Return each line of the material verbatim.

---+---

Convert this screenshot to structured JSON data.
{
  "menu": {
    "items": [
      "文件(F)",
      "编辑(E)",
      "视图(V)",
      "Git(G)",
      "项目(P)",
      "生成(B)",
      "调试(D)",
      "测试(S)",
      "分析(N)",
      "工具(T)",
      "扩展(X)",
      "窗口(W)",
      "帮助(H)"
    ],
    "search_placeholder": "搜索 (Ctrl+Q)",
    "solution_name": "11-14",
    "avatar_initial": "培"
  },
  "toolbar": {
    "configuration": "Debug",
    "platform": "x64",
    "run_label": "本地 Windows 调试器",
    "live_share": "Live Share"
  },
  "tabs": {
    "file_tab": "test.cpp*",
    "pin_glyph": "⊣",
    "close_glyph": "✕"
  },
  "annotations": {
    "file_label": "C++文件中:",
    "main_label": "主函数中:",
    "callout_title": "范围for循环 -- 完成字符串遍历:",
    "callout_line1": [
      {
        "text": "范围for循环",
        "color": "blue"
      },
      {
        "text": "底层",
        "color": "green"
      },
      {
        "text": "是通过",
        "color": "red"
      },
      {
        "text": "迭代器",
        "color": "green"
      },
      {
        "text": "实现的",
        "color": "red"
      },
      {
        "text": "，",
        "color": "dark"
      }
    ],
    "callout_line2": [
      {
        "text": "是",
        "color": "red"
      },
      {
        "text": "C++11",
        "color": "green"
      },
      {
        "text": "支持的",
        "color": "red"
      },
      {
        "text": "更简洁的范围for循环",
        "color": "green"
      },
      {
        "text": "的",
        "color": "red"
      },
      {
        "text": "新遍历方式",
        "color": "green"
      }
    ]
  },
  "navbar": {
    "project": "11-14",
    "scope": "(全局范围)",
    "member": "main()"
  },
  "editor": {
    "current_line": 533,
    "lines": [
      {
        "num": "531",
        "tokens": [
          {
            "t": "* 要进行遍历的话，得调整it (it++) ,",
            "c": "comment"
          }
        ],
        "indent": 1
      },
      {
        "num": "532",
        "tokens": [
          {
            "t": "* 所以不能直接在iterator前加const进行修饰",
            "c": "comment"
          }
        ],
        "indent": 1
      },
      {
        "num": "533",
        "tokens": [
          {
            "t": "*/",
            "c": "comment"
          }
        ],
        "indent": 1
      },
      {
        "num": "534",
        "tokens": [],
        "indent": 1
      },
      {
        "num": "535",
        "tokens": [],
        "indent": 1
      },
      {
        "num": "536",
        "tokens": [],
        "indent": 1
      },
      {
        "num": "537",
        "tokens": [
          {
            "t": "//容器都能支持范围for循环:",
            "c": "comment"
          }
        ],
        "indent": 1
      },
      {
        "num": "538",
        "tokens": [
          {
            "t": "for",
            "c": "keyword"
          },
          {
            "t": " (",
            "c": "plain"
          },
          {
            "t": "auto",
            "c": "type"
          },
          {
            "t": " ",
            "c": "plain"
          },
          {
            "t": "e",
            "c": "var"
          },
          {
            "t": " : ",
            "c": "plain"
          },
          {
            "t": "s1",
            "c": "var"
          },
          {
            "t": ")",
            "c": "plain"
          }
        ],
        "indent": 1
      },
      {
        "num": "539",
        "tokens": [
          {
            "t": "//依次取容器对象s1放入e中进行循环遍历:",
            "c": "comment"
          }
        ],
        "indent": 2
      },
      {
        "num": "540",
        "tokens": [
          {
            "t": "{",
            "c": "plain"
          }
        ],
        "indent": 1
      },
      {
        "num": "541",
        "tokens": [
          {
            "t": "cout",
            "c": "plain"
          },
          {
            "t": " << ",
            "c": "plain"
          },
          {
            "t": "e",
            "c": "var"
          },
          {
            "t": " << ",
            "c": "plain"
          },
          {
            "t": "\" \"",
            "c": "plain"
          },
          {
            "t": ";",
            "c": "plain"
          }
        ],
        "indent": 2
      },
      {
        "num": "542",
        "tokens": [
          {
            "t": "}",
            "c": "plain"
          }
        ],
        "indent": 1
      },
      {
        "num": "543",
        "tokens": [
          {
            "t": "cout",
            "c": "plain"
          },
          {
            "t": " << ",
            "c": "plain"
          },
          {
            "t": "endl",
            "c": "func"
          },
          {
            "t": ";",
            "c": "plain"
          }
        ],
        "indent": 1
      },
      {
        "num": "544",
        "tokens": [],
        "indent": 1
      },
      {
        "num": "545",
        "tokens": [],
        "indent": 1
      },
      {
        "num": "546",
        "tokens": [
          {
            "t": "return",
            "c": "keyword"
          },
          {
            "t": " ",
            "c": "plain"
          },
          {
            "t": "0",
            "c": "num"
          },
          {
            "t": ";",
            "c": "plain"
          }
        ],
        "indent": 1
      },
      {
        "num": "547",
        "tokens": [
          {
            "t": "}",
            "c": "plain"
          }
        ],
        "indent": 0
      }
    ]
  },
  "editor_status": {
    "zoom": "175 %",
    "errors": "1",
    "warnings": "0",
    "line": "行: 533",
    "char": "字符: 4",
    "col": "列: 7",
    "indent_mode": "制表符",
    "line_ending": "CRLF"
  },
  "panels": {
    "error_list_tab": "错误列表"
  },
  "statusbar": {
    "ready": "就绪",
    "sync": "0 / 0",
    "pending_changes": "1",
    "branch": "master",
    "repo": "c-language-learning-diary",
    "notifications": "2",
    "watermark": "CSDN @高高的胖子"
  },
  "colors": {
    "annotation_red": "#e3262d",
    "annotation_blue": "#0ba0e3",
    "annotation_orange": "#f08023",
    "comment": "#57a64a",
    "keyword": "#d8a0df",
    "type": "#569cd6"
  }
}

---+---

IN RESPONSE:
Convert this screenshot to structured JSON data.
{
  "menu": {
    "items": [
      "文件(F)",
      "编辑(E)",
      "视图(V)",
      "Git(G)",
      "项目(P)",
      "生成(B)",
      "调试(D)",
      "测试(S)",
      "分析(N)",
      "工具(T)",
      "扩展(X)",
      "窗口(W)",
      "帮助(H)"
    ],
    "search_placeholder": "搜索 (Ctrl+Q)",
    "solution_name": "11-14",
    "avatar_initial": "培"
  },
  "toolbar": {
    "configuration": "Debug",
    "platform": "x64",
    "run_label": "本地 Windows 调试器",
    "live_share": "Live Share"
  },
  "tabs": {
    "file_tab": "test.cpp*",
    "pin_glyph": "⊣",
    "close_glyph": "✕"
  },
  "annotations": {
    "file_label": "C++文件中:",
    "main_label": "主函数中:",
    "callout_title": "范围for循环 -- 完成字符串遍历:",
    "callout_line1": [
      {
        "text": "范围for循环",
        "color": "blue"
      },
      {
        "text": "底层",
        "color": "green"
      },
      {
        "text": "是通过",
        "color": "red"
      },
      {
        "text": "迭代器",
        "color": "green"
      },
      {
        "text": "实现的",
        "color": "red"
      },
      {
        "text": "，",
        "color": "dark"
      }
    ],
    "callout_line2": [
      {
        "text": "是",
        "color": "red"
      },
      {
        "text": "C++11",
        "color": "green"
      },
      {
        "text": "支持的",
        "color": "red"
      },
      {
        "text": "更简洁的范围for循环",
        "color": "green"
      },
      {
        "text": "的",
        "color": "red"
      },
      {
        "text": "新遍历方式",
        "color": "green"
      }
    ]
  },
  "navbar": {
    "project": "11-14",
    "scope": "(全局范围)",
    "member": "main()"
  },
  "editor": {
    "current_line": 533,
    "lines": [
      {
        "num": "531",
        "tokens": [
          {
            "t": "* 要进行遍历的话，得调整it (it++) ,",
            "c": "comment"
          }
        ],
        "indent": 1
      },
      {
        "num": "532",
        "tokens": [
          {
            "t": "* 所以不能直接在iterator前加const进行修饰",
            "c": "comment"
          }
        ],
        "indent": 1
      },
      {
        "num": "533",
        "tokens": [
          {
            "t": "*/",
            "c": "comment"
          }
        ],
        "indent": 1
      },
      {
        "num": "534",
        "tokens": [],
        "indent": 1
      },
      {
        "num": "535",
        "tokens": [],
        "indent": 1
      },
      {
        "num": "536",
        "tokens": [],
        "indent": 1
      },
      {
        "num": "537",
        "tokens": [
          {
            "t": "//容器都能支持范围for循环:",
            "c": "comment"
          }
        ],
        "indent": 1
      },
      {
        "num": "538",
        "tokens": [
          {
            "t": "for",
            "c": "keyword"
          },
          {
            "t": " (",
            "c": "plain"
          },
          {
            "t": "auto",
            "c": "type"
          },
          {
            "t": " ",
            "c": "plain"
          },
          {
            "t": "e",
            "c": "var"
          },
          {
            "t": " : ",
            "c": "plain"
          },
          {
            "t": "s1",
            "c": "var"
          },
          {
            "t": ")",
            "c": "plain"
          }
        ],
        "indent": 1
      },
      {
        "num": "539",
        "tokens": [
          {
            "t": "//依次取容器对象s1放入e中进行循环遍历:",
            "c": "comment"
          }
        ],
        "indent": 2
      },
      {
        "num": "540",
        "tokens": [
          {
            "t": "{",
            "c": "plain"
          }
        ],
        "indent": 1
      },
      {
        "num": "541",
        "tokens": [
          {
            "t": "cout",
            "c": "plain"
          },
          {
            "t": " << ",
            "c": "plain"
          },
          {
            "t": "e",
            "c": "var"
          },
          {
            "t": " << ",
            "c": "plain"
          },
          {
            "t": "\" \"",
            "c": "plain"
          },
          {
            "t": ";",
            "c": "plain"
          }
        ],
        "indent": 2
      },
      {
        "num": "542",
        "tokens": [
          {
            "t": "}",
            "c": "plain"
          }
        ],
        "indent": 1
      },
      {
        "num": "543",
        "tokens": [
          {
            "t": "cout",
            "c": "plain"
          },
          {
            "t": " << ",
            "c": "plain"
          },
          {
            "t": "endl",
            "c": "func"
          },
          {
            "t": ";",
            "c": "plain"
          }
        ],
        "indent": 1
      },
      {
        "num": "544",
        "tokens": [],
        "indent": 1
      },
      {
        "num": "545",
        "tokens": [],
        "indent": 1
      },
      {
        "num": "546",
        "tokens": [
          {
            "t": "return",
            "c": "keyword"
          },
          {
            "t": " ",
            "c": "plain"
          },
          {
            "t": "0",
            "c": "num"
          },
          {
            "t": ";",
            "c": "plain"
          }
        ],
        "indent": 1
      },
      {
        "num": "547",
        "tokens": [
          {
            "t": "}",
            "c": "plain"
          }
        ],
        "indent": 0
      }
    ]
  },
  "editor_status": {
    "zoom": "175 %",
    "errors": "1",
    "warnings": "0",
    "line": "行: 533",
    "char": "字符: 4",
    "col": "列: 7",
    "indent_mode": "制表符",
    "line_ending": "CRLF"
  },
  "panels": {
    "error_list_tab": "错误列表"
  },
  "statusbar": {
    "ready": "就绪",
    "sync": "0 / 0",
    "pending_changes": "1",
    "branch": "master",
    "repo": "c-language-learning-diary",
    "notifications": "2",
    "watermark": "CSDN @高高的胖子"
  },
  "colors": {
    "annotation_red": "#e3262d",
    "annotation_blue": "#0ba0e3",
    "annotation_orange": "#f08023",
    "comment": "#57a64a",
    "keyword": "#d8a0df",
    "type": "#569cd6"
  }
}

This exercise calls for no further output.